## Exercise instructions
Retype the full passage below about the Léogâne hospital and Notre Dame's response to the Haiti earthquake, exactly as it appears.
━━━━━ Extract provided
Five weeks after the earthquake, Léogâne Shock Trauma Hospital shifted operations to an improved field hospital provided by a World Wide Village donor. Pennino reported 7,000 patients treated and 250 operations performed. “Incredible,” he wrote,” is an understatement!”

Hope endures

The ND campus responded to the crisis with creativity and determination, beginning with a well-attended Mass for Haiti on January 18. The University raised nearly a quarter of a million dollars in donations, gate receipts and concessions revenue at the men’s and women’s basketball games the following weekend.

Students took up a collection at a faculty panel on Haiti. Others put together a benefit concert, a tent-and-tarp collection in conjunction with South Bend-area Boy Scouts, and a “Polar Bear Plunge” in which 100 undergrads dipped into the 40-degree waters of Saint Joseph Lake. Senior Jeffrey Lakusta secured commitments from wineries to donate a cut of their sales to relief agencies.

Much of this money supported immediate relief efforts. But the University had already begun to think about its long-term role in Haiti, where the disaster crumpled hospitals, schools and churches as indiscriminately as people’s homes.
━━━━━━━━━━
━━━━━ Supplied records
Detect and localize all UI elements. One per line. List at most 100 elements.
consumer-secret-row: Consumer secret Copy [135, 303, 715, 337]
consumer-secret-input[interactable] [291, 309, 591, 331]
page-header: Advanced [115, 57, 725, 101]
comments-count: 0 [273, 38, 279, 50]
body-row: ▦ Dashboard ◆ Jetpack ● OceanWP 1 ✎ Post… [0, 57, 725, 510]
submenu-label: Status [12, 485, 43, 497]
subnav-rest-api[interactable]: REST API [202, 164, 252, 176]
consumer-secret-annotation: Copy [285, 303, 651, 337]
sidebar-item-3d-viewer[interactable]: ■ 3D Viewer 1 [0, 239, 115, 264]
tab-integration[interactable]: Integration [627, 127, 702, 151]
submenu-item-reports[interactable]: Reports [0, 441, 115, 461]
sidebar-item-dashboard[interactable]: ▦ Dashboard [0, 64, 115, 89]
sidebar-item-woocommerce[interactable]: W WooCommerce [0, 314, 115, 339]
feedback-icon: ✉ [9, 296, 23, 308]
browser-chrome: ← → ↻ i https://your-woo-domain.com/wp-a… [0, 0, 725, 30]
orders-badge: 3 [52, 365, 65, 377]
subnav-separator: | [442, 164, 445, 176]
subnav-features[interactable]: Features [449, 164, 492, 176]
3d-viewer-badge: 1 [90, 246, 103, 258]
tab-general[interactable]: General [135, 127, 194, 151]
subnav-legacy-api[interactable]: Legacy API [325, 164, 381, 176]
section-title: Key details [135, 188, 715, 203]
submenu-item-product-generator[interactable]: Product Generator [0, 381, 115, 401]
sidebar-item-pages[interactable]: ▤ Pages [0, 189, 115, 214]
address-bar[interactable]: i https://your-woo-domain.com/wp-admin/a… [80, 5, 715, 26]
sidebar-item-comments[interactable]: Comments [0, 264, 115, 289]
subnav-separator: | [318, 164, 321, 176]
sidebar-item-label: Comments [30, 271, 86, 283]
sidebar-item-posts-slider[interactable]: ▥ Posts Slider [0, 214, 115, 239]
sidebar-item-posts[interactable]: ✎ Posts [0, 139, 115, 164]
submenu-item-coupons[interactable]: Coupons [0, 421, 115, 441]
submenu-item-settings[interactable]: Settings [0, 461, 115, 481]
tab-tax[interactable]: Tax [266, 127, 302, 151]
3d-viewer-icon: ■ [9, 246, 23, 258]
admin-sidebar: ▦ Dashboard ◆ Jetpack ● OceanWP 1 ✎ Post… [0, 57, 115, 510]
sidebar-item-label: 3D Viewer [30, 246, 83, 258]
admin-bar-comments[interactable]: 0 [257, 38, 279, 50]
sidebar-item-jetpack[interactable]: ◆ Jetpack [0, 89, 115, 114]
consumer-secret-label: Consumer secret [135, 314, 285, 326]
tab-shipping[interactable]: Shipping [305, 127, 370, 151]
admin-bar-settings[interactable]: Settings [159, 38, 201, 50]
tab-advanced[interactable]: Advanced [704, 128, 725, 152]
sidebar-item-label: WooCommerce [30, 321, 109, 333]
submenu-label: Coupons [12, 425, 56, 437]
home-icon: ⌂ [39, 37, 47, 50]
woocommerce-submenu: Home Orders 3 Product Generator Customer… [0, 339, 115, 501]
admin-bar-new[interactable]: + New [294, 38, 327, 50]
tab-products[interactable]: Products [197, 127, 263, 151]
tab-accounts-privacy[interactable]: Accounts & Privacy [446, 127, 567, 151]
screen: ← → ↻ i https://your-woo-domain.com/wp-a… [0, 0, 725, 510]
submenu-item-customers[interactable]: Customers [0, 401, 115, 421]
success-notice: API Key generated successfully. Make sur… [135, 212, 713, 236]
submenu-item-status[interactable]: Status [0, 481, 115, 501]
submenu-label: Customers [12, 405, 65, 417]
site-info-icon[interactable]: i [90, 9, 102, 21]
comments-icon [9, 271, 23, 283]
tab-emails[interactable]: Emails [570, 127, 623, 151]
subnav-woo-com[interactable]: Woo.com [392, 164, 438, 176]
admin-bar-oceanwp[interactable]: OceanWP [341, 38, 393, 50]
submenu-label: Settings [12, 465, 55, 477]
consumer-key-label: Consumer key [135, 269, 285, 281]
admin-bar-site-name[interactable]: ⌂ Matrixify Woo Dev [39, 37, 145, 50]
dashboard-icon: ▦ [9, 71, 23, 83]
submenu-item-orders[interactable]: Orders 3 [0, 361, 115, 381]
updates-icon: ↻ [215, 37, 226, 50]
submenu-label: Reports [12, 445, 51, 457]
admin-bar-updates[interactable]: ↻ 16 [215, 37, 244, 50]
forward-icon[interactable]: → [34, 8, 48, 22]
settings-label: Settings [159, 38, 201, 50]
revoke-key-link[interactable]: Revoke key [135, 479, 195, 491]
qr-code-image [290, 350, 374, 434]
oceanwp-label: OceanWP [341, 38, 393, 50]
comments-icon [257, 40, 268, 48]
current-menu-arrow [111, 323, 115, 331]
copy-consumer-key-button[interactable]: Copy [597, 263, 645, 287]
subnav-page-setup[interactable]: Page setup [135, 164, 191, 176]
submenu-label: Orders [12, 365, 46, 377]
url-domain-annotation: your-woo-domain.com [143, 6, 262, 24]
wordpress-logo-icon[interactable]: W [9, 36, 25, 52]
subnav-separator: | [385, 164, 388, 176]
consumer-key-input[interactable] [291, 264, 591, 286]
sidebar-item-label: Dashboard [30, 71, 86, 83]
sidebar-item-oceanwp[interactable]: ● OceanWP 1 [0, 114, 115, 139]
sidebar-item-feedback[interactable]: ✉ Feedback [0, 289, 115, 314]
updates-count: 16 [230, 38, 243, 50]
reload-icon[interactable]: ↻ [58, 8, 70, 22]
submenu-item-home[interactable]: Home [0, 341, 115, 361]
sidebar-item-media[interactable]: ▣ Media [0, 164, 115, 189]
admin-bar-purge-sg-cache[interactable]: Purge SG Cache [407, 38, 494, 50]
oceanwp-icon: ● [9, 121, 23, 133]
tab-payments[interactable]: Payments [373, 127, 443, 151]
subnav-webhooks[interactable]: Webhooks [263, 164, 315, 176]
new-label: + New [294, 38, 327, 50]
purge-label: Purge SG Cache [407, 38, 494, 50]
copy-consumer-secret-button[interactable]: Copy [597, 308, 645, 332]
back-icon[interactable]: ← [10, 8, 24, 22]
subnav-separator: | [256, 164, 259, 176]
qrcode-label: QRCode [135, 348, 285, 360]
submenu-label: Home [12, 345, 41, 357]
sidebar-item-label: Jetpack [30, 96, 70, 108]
━━━━━━━━━━
## Result of the exercise
Five weeks after the earthquake, Léogâne Shock Trauma Hospital shifted operations to an improved field hospital provided by a World Wide Village donor. Pennino reported 7,000 patients treated and 250 operations performed. “Incredible,” he wrote,” is an understatement!”

Hope endures

The ND campus responded to the crisis with creativity and determination, beginning with a well-attended Mass for Haiti on January 18. The University raised nearly a quarter of a million dollars in donations, gate receipts and concessions revenue at the men’s and women’s basketball games the following weekend.

Students took up a collection at a faculty panel on Haiti. Others put together a benefit concert, a tent-and-tarp collection in conjunction with South Bend-area Boy Scouts, and a “Polar Bear Plunge” in which 100 undergrads dipped into the 40-degree waters of Saint Joseph Lake. Senior Jeffrey Lakusta secured commitments from wineries to donate a cut of their sales to relief agencies.

Much of this money supported immediate relief efforts. But the University had already begun to think about its long-term role in Haiti, where the disaster crumpled hospitals, schools and churches as indiscriminately as people’s homes.